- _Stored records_
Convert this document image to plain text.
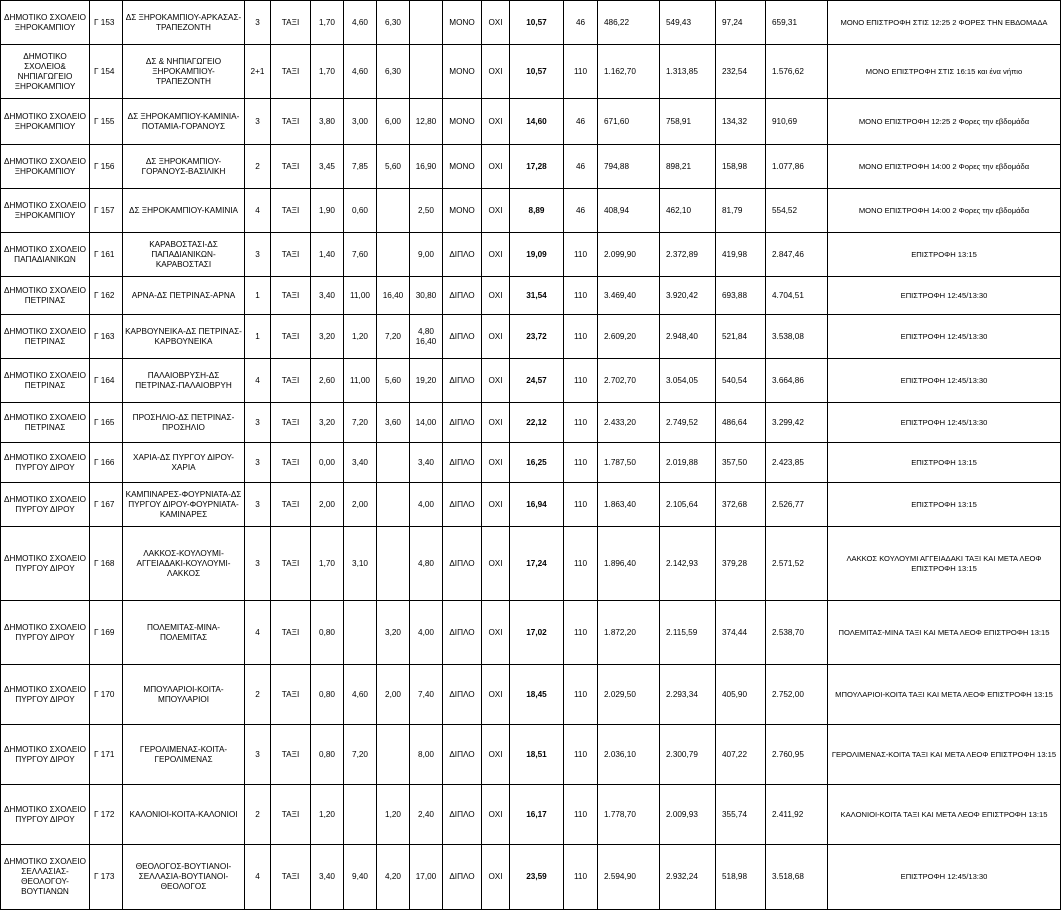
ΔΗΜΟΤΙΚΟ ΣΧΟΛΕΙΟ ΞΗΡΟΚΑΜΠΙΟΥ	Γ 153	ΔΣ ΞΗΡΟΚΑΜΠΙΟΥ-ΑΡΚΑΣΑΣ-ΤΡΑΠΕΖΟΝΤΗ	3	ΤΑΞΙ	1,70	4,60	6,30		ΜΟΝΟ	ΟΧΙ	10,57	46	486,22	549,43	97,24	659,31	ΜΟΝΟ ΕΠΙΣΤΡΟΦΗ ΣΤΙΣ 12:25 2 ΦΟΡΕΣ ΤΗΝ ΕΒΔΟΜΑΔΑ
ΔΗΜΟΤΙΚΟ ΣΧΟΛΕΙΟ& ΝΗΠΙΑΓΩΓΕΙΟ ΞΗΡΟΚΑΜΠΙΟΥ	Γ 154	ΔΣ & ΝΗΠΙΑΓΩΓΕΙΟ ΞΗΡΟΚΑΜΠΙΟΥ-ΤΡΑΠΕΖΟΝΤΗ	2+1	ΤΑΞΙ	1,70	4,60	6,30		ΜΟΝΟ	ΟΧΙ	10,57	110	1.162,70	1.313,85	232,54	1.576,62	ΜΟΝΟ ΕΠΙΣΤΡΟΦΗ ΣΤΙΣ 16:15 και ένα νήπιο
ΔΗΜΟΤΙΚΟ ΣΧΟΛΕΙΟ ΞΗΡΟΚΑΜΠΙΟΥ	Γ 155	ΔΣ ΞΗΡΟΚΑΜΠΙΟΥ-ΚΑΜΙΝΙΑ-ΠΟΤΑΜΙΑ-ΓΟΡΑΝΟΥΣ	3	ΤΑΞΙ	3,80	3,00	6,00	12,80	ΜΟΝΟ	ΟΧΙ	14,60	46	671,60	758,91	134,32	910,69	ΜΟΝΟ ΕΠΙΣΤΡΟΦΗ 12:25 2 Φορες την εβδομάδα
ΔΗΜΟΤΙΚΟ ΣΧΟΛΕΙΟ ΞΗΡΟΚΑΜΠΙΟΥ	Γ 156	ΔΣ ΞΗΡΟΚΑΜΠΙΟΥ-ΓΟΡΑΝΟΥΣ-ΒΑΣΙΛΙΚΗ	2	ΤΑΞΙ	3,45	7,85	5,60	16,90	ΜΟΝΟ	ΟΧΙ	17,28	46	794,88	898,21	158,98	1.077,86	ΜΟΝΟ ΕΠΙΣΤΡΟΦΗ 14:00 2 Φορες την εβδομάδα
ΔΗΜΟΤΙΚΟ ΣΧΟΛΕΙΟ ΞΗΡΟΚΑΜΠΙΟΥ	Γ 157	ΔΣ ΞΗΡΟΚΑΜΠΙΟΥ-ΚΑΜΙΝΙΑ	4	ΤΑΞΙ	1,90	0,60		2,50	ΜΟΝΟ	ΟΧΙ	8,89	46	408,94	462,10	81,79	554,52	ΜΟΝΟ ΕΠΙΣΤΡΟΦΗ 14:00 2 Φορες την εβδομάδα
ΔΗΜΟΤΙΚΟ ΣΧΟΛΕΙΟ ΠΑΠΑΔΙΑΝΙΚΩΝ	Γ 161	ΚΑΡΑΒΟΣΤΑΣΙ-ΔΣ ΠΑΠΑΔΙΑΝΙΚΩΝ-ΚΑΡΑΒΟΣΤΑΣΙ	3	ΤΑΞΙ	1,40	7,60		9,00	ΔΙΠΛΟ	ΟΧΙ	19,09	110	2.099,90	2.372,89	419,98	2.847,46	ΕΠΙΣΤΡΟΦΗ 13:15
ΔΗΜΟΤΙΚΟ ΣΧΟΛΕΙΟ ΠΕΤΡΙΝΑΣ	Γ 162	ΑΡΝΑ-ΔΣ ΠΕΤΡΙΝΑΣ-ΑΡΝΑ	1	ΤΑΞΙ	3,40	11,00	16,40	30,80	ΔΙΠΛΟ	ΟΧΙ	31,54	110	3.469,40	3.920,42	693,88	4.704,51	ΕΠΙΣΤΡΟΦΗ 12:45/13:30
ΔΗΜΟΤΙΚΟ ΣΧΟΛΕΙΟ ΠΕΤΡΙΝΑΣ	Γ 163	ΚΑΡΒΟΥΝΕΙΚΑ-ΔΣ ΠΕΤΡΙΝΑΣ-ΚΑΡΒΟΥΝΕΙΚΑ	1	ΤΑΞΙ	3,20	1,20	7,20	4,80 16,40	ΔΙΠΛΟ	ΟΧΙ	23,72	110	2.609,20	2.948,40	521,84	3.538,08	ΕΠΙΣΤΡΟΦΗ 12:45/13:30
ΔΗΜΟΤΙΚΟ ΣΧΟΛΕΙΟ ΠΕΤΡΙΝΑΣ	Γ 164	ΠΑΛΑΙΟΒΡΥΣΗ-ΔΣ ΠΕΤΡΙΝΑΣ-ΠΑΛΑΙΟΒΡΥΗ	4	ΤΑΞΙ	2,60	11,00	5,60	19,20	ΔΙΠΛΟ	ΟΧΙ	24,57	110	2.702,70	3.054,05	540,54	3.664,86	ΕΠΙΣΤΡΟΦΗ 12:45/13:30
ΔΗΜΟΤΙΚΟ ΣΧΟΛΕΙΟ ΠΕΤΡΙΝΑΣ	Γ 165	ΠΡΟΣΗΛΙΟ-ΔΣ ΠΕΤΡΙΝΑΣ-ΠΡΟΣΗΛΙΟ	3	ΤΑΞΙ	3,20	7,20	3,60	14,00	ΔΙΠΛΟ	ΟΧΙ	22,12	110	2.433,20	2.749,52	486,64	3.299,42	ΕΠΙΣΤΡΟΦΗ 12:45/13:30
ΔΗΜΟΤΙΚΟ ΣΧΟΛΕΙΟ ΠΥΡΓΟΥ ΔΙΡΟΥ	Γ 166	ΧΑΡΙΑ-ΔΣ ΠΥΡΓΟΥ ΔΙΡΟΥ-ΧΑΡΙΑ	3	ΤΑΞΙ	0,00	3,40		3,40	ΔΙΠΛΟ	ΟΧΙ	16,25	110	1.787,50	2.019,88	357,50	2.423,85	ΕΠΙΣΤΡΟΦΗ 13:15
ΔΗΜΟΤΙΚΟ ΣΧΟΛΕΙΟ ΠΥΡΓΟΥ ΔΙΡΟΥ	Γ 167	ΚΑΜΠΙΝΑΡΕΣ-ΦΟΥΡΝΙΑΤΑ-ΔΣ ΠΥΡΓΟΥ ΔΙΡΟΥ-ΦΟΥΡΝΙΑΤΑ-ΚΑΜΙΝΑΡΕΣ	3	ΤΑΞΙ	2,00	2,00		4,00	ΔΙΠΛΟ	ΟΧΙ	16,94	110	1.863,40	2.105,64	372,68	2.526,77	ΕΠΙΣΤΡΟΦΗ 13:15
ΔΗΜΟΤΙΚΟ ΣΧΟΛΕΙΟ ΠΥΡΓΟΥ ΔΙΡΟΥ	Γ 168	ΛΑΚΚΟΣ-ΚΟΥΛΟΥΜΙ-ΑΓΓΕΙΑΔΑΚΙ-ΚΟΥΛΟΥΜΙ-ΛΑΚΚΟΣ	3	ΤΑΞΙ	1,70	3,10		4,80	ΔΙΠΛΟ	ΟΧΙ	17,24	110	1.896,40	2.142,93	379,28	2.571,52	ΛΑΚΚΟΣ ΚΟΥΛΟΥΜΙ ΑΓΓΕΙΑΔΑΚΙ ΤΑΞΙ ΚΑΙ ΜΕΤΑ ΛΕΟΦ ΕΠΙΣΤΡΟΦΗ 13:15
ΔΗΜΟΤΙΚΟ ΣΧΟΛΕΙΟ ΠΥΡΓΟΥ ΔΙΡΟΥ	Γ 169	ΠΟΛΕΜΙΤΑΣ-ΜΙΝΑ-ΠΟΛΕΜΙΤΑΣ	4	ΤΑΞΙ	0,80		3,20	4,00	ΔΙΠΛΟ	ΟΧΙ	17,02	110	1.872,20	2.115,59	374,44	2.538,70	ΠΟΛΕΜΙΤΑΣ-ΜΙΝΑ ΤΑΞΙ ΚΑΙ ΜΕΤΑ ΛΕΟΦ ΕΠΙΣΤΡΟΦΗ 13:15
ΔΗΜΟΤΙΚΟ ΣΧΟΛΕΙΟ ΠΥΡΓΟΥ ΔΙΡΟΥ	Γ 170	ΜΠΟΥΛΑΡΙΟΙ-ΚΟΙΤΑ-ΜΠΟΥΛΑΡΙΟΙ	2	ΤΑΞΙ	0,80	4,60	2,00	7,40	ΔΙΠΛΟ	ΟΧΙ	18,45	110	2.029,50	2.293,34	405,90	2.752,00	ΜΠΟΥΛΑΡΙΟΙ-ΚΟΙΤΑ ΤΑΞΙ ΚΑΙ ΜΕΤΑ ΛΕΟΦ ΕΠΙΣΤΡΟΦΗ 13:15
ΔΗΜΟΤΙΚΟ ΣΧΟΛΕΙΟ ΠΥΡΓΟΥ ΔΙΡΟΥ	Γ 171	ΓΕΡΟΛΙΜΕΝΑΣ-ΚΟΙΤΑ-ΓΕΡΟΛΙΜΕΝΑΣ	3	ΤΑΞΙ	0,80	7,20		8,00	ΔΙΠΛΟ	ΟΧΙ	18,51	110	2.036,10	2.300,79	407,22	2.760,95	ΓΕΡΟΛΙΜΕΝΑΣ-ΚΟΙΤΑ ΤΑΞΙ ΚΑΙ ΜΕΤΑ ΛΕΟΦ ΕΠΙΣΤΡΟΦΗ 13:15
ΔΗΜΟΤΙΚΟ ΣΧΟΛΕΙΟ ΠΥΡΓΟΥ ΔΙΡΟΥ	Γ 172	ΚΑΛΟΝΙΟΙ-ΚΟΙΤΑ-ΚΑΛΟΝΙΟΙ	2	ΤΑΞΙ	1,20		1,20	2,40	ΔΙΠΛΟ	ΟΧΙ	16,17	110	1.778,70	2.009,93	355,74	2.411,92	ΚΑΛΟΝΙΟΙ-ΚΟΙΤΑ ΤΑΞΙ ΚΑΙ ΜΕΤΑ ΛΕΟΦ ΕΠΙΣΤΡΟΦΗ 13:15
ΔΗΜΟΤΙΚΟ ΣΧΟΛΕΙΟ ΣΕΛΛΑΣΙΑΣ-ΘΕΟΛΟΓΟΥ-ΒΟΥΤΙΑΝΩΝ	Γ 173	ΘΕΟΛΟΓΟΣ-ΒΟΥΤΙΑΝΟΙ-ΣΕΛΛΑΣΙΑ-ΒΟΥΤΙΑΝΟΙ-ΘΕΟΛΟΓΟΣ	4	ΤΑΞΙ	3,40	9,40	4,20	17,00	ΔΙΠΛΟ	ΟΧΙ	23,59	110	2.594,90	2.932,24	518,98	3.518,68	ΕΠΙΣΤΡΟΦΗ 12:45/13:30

- _TO DO_
Across the data, tally the lines containing "ΚΑΜΙΝΙΑ" and give back the number alone.

- _RESULT OF THE EXERCISE_
2